Aim of the exercise> Each line of the listing that contains the word "this" is to be copied.

# start of Exercise materials

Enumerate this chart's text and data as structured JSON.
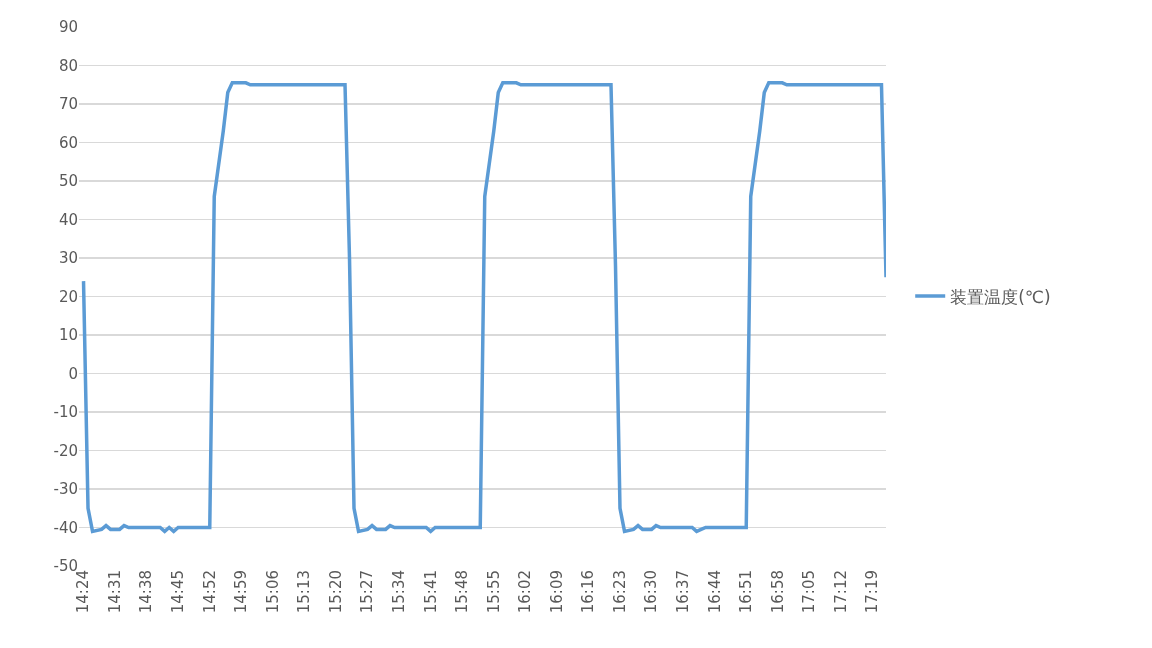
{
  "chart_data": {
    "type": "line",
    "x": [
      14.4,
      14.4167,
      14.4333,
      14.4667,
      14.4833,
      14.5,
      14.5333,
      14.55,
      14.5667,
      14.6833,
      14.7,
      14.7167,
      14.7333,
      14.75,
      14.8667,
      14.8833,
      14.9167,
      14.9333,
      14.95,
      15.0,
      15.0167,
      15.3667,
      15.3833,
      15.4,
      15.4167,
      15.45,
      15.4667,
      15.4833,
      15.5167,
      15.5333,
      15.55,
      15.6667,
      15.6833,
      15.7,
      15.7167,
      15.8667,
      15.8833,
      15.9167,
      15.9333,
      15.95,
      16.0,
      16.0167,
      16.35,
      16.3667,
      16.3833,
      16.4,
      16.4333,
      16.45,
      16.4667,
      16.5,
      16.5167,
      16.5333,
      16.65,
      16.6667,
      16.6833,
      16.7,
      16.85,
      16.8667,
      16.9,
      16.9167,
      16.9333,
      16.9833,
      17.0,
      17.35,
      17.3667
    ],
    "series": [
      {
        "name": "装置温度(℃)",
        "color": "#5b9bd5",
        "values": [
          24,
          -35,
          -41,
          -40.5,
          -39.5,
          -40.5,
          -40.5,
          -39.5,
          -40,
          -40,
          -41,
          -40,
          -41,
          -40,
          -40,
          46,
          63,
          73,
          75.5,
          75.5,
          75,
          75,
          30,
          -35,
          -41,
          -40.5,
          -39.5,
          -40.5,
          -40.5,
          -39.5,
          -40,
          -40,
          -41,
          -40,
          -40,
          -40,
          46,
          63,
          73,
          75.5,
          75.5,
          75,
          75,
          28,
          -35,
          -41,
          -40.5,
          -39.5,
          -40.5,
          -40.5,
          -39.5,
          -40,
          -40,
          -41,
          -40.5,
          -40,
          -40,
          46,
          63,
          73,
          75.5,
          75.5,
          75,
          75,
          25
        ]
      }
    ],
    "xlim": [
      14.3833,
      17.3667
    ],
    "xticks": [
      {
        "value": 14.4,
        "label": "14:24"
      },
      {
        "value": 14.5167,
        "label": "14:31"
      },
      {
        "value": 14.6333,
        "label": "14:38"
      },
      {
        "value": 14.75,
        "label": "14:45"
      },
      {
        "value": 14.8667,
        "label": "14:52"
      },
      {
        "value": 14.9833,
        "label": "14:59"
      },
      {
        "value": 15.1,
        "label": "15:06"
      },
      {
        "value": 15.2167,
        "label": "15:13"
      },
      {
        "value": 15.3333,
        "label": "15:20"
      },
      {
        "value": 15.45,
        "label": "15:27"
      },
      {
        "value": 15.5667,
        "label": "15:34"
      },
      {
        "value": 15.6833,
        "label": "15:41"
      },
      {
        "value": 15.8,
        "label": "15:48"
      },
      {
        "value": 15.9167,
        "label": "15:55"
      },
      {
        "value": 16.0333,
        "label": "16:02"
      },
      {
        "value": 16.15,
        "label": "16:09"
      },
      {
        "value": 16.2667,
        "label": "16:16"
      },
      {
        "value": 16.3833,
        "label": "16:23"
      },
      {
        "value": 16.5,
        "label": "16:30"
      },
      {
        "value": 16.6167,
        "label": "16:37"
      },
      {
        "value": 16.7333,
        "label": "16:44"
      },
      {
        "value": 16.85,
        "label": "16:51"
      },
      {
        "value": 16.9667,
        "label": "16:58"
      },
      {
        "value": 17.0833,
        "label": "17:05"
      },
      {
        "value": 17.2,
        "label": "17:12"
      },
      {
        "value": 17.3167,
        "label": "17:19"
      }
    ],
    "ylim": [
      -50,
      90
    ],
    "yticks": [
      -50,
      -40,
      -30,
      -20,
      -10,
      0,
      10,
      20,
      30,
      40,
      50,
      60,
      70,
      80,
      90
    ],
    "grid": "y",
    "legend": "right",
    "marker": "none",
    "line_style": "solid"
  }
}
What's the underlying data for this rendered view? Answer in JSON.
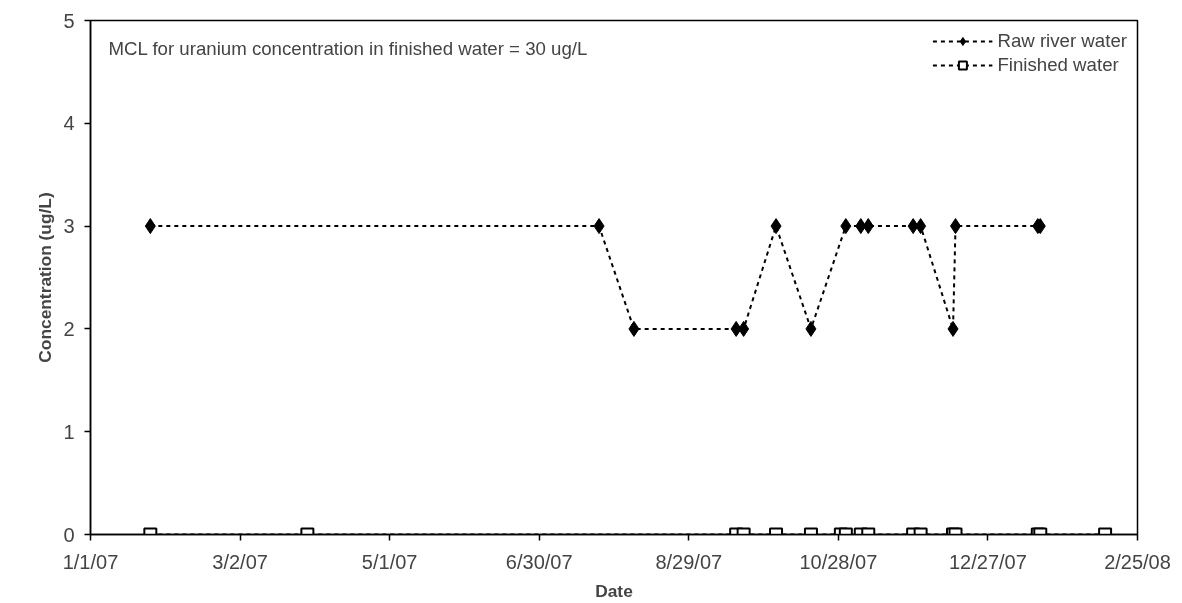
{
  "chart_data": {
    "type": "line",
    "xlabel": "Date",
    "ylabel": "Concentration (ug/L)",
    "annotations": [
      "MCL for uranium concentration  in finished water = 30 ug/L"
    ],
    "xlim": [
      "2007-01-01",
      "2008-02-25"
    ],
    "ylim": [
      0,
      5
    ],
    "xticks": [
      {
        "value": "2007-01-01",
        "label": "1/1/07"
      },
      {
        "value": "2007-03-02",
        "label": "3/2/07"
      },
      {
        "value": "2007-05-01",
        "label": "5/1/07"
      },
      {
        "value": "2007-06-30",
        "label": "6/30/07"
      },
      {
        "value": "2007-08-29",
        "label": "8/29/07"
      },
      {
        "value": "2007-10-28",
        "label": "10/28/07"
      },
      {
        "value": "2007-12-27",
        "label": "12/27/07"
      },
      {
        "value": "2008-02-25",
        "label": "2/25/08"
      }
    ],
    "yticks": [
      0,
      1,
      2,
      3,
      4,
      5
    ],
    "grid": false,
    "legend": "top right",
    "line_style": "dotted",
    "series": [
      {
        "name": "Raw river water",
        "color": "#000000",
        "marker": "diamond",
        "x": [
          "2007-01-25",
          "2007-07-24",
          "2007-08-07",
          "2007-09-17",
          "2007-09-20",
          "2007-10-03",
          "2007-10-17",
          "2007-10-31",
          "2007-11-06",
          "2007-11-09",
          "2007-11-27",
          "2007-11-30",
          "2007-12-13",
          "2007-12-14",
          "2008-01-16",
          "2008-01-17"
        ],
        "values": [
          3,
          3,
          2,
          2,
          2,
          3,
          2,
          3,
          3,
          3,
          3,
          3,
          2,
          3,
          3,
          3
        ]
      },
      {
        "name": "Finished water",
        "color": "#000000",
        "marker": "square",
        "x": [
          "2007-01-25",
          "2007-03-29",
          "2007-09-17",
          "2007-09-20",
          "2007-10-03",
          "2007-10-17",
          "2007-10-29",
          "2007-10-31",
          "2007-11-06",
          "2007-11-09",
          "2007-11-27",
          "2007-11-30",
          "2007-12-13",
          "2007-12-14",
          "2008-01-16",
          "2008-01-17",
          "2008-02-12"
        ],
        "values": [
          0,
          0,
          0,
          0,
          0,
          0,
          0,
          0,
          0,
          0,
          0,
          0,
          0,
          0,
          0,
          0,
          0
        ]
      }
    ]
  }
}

# end of Exercise materials

Exercise solution>
Enumerate this chart's text and data as structured JSON.
What's the underlying data for this rendered view? Answer in JSON.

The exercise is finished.